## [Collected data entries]
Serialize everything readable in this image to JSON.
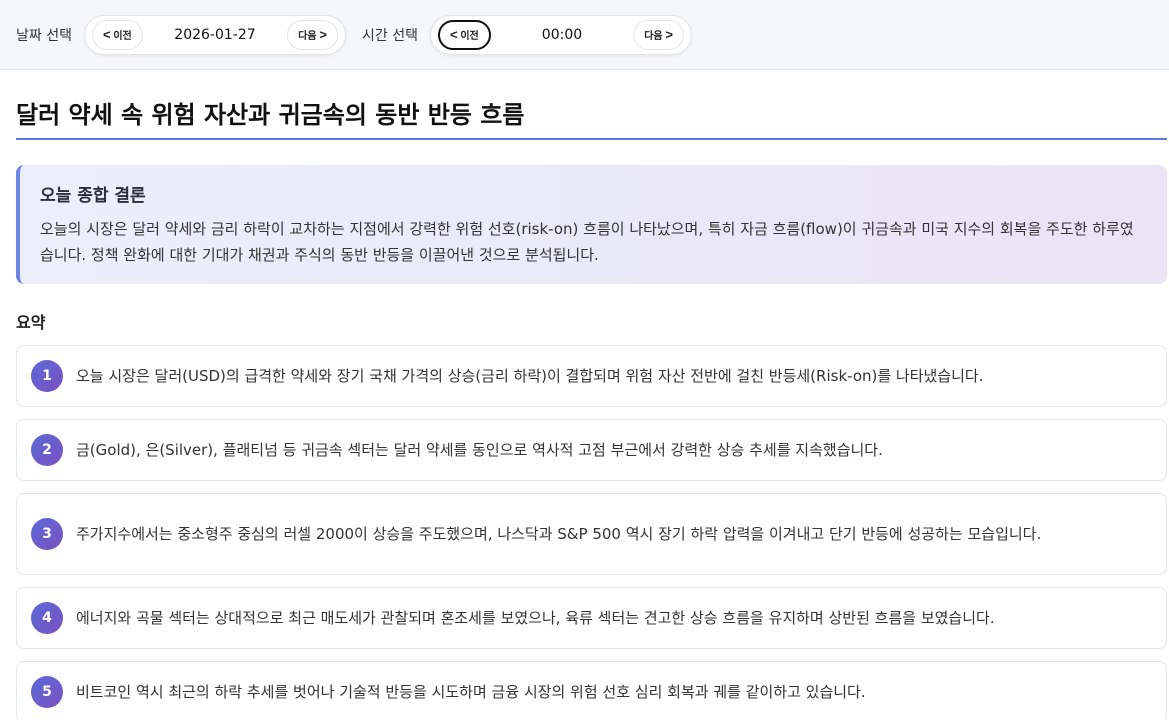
{
  "toolbar": {
    "date_label": "날짜 선택",
    "date_value": "2026-01-27",
    "time_label": "시간 선택",
    "time_value": "00:00",
    "prev_label": "이전",
    "next_label": "다음",
    "prev_glyph": "<",
    "next_glyph": ">"
  },
  "main": {
    "title": "달러 약세 속 위험 자산과 귀금속의 동반 반등 흐름",
    "conclusion": {
      "heading": "오늘 종합 결론",
      "body": "오늘의 시장은 달러 약세와 금리 하락이 교차하는 지점에서 강력한 위험 선호(risk-on) 흐름이 나타났으며, 특히 자금 흐름(flow)이 귀금속과 미국 지수의 회복을 주도한 하루였습니다. 정책 완화에 대한 기대가 채권과 주식의 동반 반등을 이끌어낸 것으로 분석됩니다."
    },
    "summary_title": "요약",
    "summary_items": [
      {
        "num": "1",
        "text": "오늘 시장은 달러(USD)의 급격한 약세와 장기 국채 가격의 상승(금리 하락)이 결합되며 위험 자산 전반에 걸친 반등세(Risk-on)를 나타냈습니다."
      },
      {
        "num": "2",
        "text": "금(Gold), 은(Silver), 플래티넘 등 귀금속 섹터는 달러 약세를 동인으로 역사적 고점 부근에서 강력한 상승 추세를 지속했습니다."
      },
      {
        "num": "3",
        "text": "주가지수에서는 중소형주 중심의 러셀 2000이 상승을 주도했으며, 나스닥과 S&P 500 역시 장기 하락 압력을 이겨내고 단기 반등에 성공하는 모습입니다."
      },
      {
        "num": "4",
        "text": "에너지와 곡물 섹터는 상대적으로 최근 매도세가 관찰되며 혼조세를 보였으나, 육류 섹터는 견고한 상승 흐름을 유지하며 상반된 흐름을 보였습니다."
      },
      {
        "num": "5",
        "text": "비트코인 역시 최근의 하락 추세를 벗어나 기술적 반등을 시도하며 금융 시장의 위험 선호 심리 회복과 궤를 같이하고 있습니다."
      }
    ]
  },
  "colors": {
    "accent": "#5b79d6",
    "badge_start": "#5a6bd8",
    "badge_end": "#7c4fc0"
  }
}
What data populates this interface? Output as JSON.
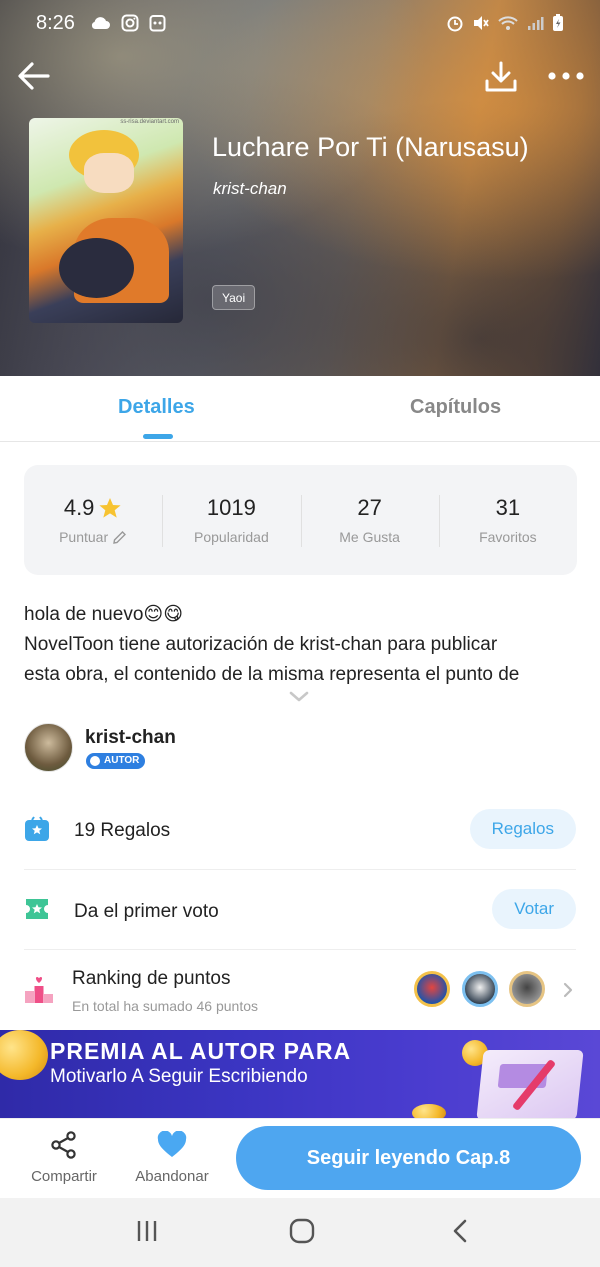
{
  "status_bar": {
    "time": "8:26",
    "left_icons": [
      "cloud-icon",
      "instagram-icon",
      "app-icon"
    ],
    "right_icons": [
      "alarm-icon",
      "mute-icon",
      "wifi-icon",
      "signal-icon",
      "battery-icon"
    ]
  },
  "header": {
    "back_icon": "arrow-left-icon",
    "download_icon": "download-icon",
    "more_icon": "more-dots-icon",
    "cover_watermark": "ss-risa.deviantart.com",
    "title": "Luchare Por Ti (Narusasu)",
    "author": "krist-chan",
    "genre": "Yaoi"
  },
  "tabs": [
    {
      "label": "Detalles",
      "active": true
    },
    {
      "label": "Capítulos",
      "active": false
    }
  ],
  "stats": [
    {
      "value": "4.9",
      "label": "Puntuar",
      "icon": "star-icon",
      "label_icon": "edit-icon"
    },
    {
      "value": "1019",
      "label": "Popularidad"
    },
    {
      "value": "27",
      "label": "Me Gusta"
    },
    {
      "value": "31",
      "label": "Favoritos"
    }
  ],
  "description": {
    "line1": "hola de nuevo😊😋",
    "line2": "NovelToon tiene autorización de krist-chan para publicar",
    "line3": "esta obra, el contenido de la misma representa el punto de"
  },
  "author": {
    "name": "krist-chan",
    "badge": "AUTOR"
  },
  "gifts": {
    "count": "19",
    "label": "Regalos",
    "button": "Regalos"
  },
  "vote": {
    "label": "Da el primer voto",
    "button": "Votar"
  },
  "ranking": {
    "title": "Ranking de puntos",
    "subtitle": "En total ha sumado 46 puntos"
  },
  "banner": {
    "title": "PREMIA AL AUTOR PARA",
    "subtitle": "Motivarlo A Seguir Escribiendo"
  },
  "actions": {
    "share": "Compartir",
    "abandon": "Abandonar",
    "read": "Seguir leyendo Cap.8"
  },
  "colors": {
    "accent": "#3da6e8",
    "read_button": "#4ea6f0",
    "banner": "#3b35c2"
  }
}
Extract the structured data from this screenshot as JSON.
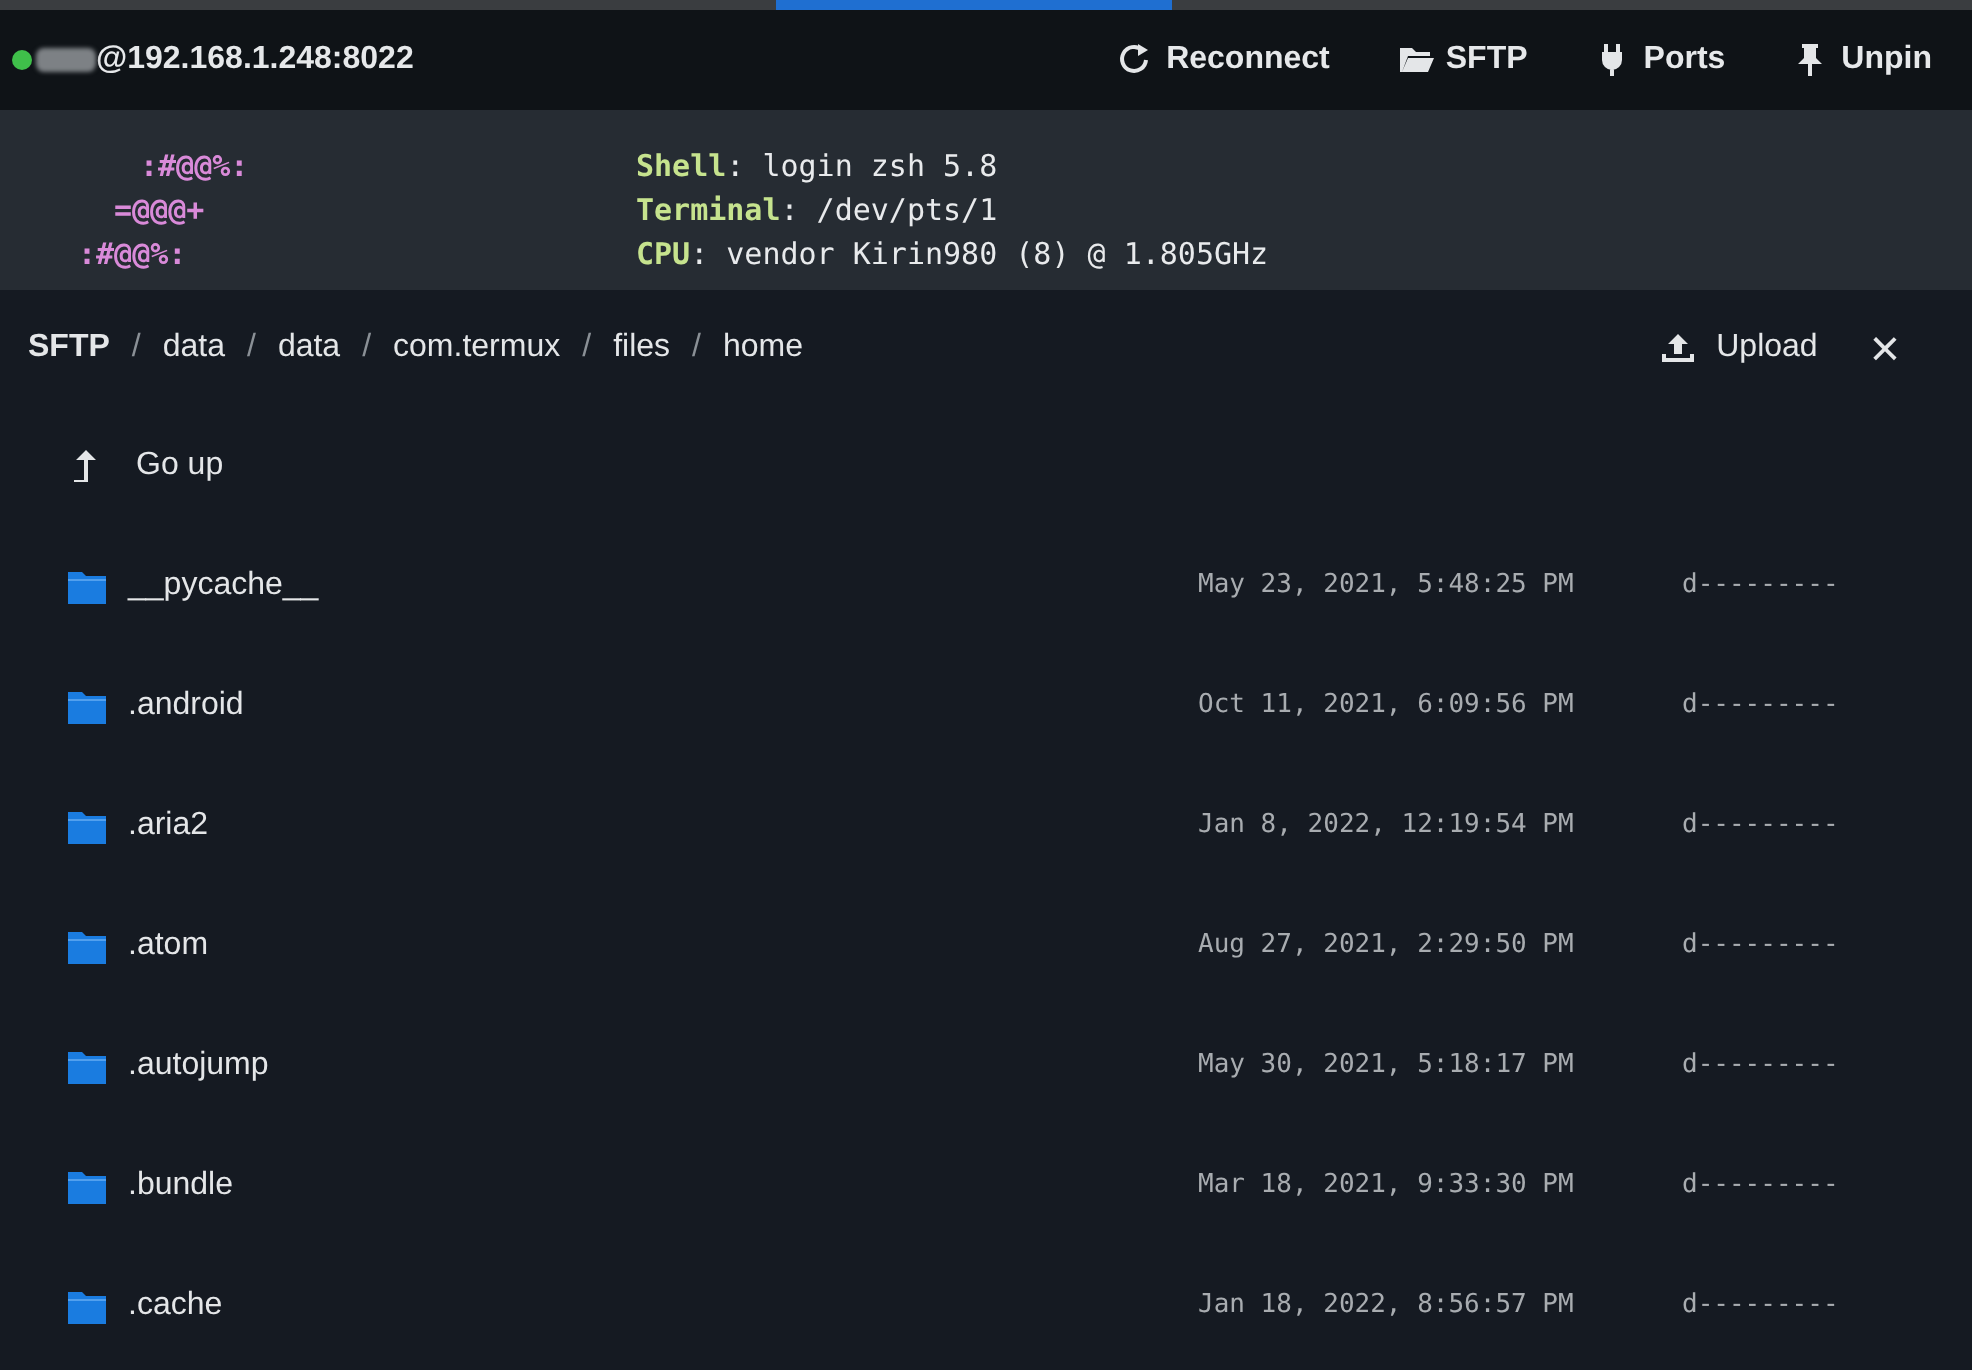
{
  "header": {
    "host": "@192.168.1.248:8022",
    "connected": true,
    "buttons": [
      {
        "kind": "reconnect",
        "label": "Reconnect"
      },
      {
        "kind": "sftp",
        "label": "SFTP"
      },
      {
        "kind": "ports",
        "label": "Ports"
      },
      {
        "kind": "pin",
        "label": "Unpin"
      }
    ]
  },
  "terminal": {
    "lines": [
      {
        "art": ":#@@%:",
        "label": "Shell",
        "value": ": login zsh 5.8"
      },
      {
        "art": "=@@@+",
        "label": "Terminal",
        "value": ": /dev/pts/1"
      },
      {
        "art": ":#@@%:",
        "label": "CPU",
        "value": ": vendor Kirin980 (8) @ 1.805GHz"
      }
    ]
  },
  "sftp": {
    "path_separator": "/",
    "path": [
      "SFTP",
      "data",
      "data",
      "com.termux",
      "files",
      "home"
    ],
    "upload": "Upload",
    "close": "×",
    "go_up": "Go up",
    "files": [
      {
        "name": "__pycache__",
        "modified": "May 23, 2021, 5:48:25 PM",
        "mode": "d---------"
      },
      {
        "name": ".android",
        "modified": "Oct 11, 2021, 6:09:56 PM",
        "mode": "d---------"
      },
      {
        "name": ".aria2",
        "modified": "Jan 8, 2022, 12:19:54 PM",
        "mode": "d---------"
      },
      {
        "name": ".atom",
        "modified": "Aug 27, 2021, 2:29:50 PM",
        "mode": "d---------"
      },
      {
        "name": ".autojump",
        "modified": "May 30, 2021, 5:18:17 PM",
        "mode": "d---------"
      },
      {
        "name": ".bundle",
        "modified": "Mar 18, 2021, 9:33:30 PM",
        "mode": "d---------"
      },
      {
        "name": ".cache",
        "modified": "Jan 18, 2022, 8:56:57 PM",
        "mode": "d---------"
      }
    ]
  }
}
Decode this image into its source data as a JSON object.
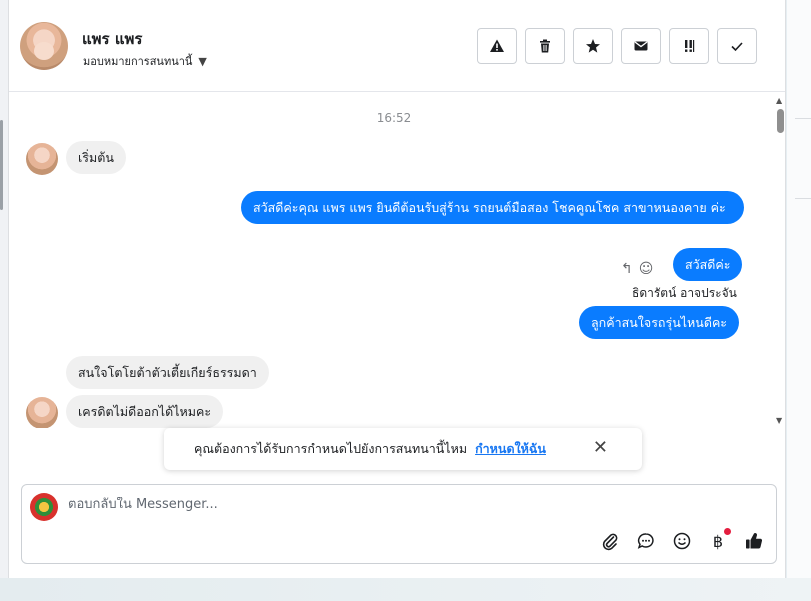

## [WHAT IS BEING ASKED]
Show every line above in which the word "name" occurs.

## [COMPLETED EXERCISE]
    "name": "krist-chan",
        "name": "__pycache__",
        "name": ".android",
        "name": ".aria2",
        "name": ".atom",
        "name": ".autojump",
        "name": ".bundle",
        "name": ".cache",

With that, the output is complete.